(Extracted data entries)
•••

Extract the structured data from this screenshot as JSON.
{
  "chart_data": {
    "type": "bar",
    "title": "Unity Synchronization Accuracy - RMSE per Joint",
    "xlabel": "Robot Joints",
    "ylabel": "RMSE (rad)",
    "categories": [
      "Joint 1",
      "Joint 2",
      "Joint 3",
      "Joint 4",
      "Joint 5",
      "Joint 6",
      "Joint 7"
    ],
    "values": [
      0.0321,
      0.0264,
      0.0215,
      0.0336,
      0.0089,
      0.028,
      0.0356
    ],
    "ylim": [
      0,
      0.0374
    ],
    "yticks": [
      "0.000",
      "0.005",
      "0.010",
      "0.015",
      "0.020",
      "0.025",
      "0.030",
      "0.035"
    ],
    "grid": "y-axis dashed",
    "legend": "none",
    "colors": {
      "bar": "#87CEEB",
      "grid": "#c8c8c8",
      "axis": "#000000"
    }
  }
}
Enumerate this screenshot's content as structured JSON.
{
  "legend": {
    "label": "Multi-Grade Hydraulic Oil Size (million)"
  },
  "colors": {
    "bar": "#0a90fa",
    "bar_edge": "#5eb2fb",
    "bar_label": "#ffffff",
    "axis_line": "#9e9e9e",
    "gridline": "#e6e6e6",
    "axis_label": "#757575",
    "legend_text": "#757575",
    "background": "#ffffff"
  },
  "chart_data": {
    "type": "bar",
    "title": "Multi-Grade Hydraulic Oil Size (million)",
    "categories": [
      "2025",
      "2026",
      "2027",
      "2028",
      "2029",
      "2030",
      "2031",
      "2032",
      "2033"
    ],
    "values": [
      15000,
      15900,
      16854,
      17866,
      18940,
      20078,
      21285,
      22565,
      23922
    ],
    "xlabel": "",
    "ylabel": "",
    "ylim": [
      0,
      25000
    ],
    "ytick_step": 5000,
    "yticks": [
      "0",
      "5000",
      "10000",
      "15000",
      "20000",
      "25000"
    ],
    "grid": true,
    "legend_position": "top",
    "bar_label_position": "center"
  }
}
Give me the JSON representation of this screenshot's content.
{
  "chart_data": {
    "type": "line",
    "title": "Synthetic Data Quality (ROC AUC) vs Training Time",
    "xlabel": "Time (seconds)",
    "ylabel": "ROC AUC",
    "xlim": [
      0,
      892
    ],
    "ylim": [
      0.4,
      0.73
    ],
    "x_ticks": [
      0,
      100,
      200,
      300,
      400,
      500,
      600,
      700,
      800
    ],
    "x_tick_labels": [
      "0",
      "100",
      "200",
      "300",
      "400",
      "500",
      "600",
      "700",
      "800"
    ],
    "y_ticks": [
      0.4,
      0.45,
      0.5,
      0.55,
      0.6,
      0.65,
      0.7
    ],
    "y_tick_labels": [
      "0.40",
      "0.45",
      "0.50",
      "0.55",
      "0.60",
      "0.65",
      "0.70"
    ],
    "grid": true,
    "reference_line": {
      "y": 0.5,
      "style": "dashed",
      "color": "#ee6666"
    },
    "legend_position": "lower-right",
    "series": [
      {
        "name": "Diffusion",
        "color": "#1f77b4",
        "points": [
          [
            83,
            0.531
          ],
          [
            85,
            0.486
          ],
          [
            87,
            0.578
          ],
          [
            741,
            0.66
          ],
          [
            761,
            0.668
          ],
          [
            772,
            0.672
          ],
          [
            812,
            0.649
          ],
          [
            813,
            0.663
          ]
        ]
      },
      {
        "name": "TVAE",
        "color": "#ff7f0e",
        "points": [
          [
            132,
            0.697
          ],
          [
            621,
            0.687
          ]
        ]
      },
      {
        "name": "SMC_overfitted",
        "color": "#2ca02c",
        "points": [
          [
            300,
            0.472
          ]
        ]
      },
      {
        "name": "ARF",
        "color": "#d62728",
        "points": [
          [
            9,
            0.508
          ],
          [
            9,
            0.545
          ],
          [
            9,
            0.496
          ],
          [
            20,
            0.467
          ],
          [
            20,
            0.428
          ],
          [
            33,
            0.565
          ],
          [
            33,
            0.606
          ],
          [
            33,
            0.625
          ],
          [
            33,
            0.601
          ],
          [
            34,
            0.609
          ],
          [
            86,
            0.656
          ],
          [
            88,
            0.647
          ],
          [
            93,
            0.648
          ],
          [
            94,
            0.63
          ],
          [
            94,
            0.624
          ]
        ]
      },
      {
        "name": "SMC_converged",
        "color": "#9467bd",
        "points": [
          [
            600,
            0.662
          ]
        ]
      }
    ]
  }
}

•••

### What to work on
Look for lines containing the string "million" and copy them all.

### Task output
    "label": "Multi-Grade Hydraulic Oil Size (million)"
    "title": "Multi-Grade Hydraulic Oil Size (million)",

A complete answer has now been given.